:: What you need to do ::
In the entries that follow, how many lines contain "content"? Answer with the number only.

:: Source data ::

===

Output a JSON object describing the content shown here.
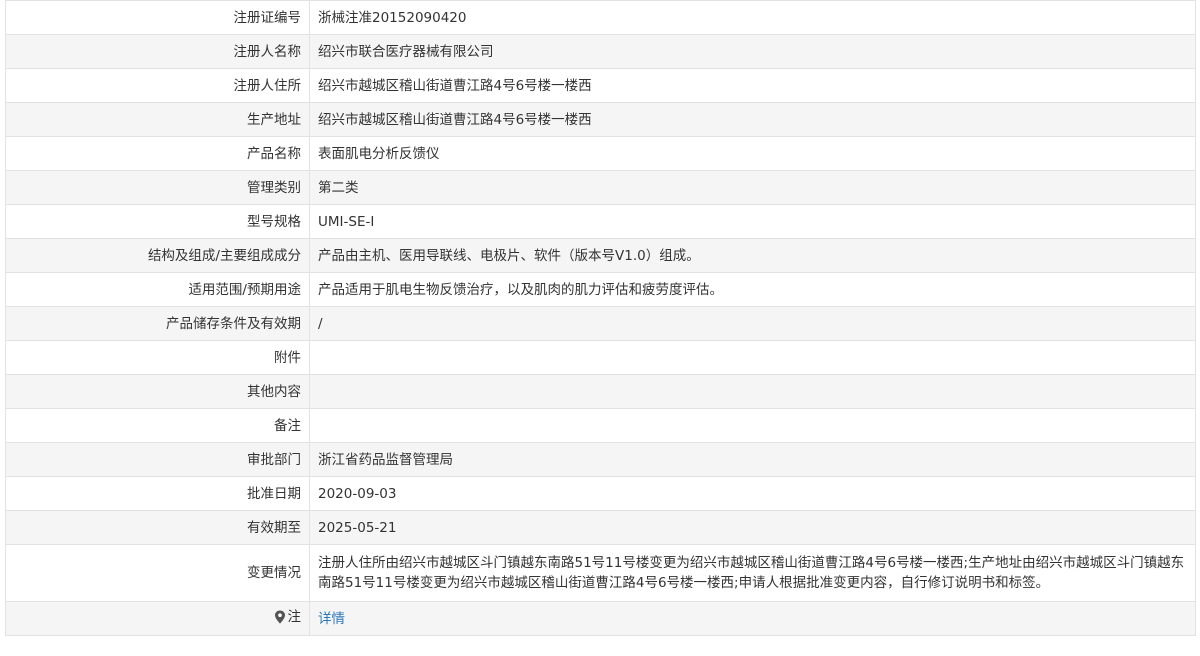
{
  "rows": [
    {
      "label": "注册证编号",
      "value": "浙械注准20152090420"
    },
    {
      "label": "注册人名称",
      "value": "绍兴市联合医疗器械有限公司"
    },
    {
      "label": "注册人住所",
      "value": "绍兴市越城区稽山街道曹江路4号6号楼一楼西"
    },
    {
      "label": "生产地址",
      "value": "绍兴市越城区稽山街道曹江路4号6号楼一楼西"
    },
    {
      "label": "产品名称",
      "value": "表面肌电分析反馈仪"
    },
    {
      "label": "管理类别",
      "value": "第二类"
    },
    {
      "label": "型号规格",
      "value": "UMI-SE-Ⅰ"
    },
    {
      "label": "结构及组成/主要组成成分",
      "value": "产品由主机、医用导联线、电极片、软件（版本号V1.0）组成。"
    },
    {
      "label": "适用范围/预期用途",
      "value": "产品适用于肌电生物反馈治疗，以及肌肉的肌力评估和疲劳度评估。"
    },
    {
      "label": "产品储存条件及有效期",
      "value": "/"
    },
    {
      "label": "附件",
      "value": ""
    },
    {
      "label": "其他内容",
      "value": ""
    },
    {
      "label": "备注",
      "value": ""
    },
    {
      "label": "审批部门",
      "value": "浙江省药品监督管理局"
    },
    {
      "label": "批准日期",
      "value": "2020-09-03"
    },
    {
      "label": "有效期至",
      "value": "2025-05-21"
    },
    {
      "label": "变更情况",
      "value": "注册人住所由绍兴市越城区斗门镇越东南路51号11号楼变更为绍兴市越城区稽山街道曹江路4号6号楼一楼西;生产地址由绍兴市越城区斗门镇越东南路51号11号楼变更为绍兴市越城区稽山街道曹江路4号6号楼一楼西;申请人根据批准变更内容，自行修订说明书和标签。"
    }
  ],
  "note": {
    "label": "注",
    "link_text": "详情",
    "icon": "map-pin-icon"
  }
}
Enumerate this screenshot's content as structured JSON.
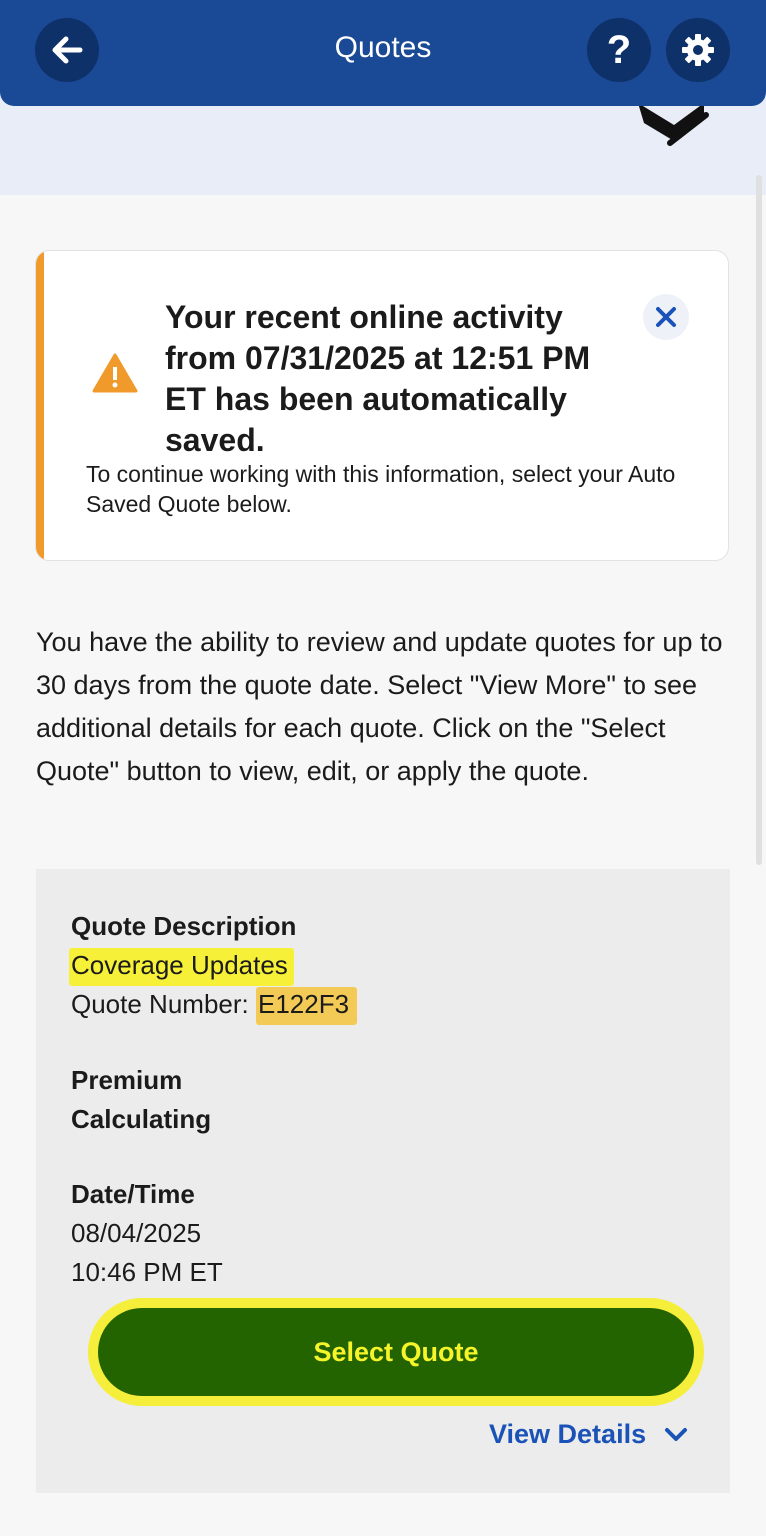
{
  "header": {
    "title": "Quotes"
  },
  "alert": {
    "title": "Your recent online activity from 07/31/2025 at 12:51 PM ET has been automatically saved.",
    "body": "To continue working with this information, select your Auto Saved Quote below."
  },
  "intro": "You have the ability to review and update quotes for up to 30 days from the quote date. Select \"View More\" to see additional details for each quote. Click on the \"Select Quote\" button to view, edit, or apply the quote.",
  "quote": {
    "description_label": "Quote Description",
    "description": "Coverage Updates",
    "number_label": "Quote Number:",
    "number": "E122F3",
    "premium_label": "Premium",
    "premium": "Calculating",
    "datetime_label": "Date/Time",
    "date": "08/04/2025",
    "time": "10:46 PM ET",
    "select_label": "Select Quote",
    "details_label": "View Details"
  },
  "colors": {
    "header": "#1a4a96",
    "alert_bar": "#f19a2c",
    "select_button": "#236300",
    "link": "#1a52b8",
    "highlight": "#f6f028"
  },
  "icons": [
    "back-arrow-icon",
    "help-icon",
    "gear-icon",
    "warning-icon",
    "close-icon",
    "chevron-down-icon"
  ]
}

===

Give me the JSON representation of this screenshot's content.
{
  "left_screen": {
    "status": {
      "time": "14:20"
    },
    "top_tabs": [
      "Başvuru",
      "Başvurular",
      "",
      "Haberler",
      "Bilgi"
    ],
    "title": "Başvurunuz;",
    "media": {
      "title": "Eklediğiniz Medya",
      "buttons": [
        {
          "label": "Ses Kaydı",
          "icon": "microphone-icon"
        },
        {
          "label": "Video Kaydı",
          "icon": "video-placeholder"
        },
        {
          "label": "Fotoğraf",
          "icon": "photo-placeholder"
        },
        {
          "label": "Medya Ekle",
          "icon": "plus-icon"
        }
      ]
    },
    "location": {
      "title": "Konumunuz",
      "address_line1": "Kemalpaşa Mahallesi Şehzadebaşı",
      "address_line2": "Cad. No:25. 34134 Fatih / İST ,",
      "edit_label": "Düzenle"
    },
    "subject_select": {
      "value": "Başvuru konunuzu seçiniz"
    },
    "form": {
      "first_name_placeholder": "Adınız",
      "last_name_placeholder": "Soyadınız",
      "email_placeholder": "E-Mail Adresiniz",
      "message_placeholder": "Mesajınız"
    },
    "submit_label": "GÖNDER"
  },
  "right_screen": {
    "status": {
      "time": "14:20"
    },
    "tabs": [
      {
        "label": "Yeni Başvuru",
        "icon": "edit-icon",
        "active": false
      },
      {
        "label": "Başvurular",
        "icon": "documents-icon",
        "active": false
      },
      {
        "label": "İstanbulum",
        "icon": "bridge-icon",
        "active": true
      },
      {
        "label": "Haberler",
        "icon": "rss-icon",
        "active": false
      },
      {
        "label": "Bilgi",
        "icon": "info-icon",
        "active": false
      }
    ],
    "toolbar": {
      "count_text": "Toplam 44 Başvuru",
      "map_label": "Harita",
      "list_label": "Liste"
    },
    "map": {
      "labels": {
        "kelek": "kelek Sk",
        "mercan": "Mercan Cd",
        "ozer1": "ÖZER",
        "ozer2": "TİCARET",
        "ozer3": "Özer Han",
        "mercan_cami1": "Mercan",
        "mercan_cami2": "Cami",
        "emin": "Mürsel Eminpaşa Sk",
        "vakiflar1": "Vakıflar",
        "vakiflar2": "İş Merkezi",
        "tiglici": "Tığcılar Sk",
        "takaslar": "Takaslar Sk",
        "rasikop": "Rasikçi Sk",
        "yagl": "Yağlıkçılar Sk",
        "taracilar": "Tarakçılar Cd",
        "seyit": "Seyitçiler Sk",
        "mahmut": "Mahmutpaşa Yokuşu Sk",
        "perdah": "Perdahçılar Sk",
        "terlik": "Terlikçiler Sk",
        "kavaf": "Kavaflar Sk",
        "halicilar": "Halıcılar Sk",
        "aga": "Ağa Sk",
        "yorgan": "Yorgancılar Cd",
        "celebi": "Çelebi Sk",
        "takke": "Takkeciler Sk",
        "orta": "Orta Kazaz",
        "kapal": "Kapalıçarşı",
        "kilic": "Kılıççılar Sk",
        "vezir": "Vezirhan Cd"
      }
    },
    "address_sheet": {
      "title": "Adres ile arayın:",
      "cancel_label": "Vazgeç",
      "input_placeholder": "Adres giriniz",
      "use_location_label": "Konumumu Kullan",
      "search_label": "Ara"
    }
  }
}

===

:: Response for this exercise ::
3